Required work:
Your task is to copy the material exactly.

Record extracts:
┏━━

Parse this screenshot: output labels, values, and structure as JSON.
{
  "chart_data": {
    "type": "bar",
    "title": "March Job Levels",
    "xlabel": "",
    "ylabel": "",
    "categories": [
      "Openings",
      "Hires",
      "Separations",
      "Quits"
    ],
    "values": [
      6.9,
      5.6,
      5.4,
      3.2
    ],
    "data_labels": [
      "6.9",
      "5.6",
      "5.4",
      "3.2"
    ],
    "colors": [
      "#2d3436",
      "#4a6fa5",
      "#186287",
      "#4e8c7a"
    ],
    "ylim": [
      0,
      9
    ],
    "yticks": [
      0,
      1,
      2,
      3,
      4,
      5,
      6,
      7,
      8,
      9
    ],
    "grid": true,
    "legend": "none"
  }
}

┗━━

Exercise output:
Parse this screenshot: output labels, values, and structure as JSON.
{
  "chart_data": {
    "type": "bar",
    "title": "March Job Levels",
    "xlabel": "",
    "ylabel": "",
    "categories": [
      "Openings",
      "Hires",
      "Separations",
      "Quits"
    ],
    "values": [
      6.9,
      5.6,
      5.4,
      3.2
    ],
    "data_labels": [
      "6.9",
      "5.6",
      "5.4",
      "3.2"
    ],
    "colors": [
      "#2d3436",
      "#4a6fa5",
      "#186287",
      "#4e8c7a"
    ],
    "ylim": [
      0,
      9
    ],
    "yticks": [
      0,
      1,
      2,
      3,
      4,
      5,
      6,
      7,
      8,
      9
    ],
    "grid": true,
    "legend": "none"
  }
}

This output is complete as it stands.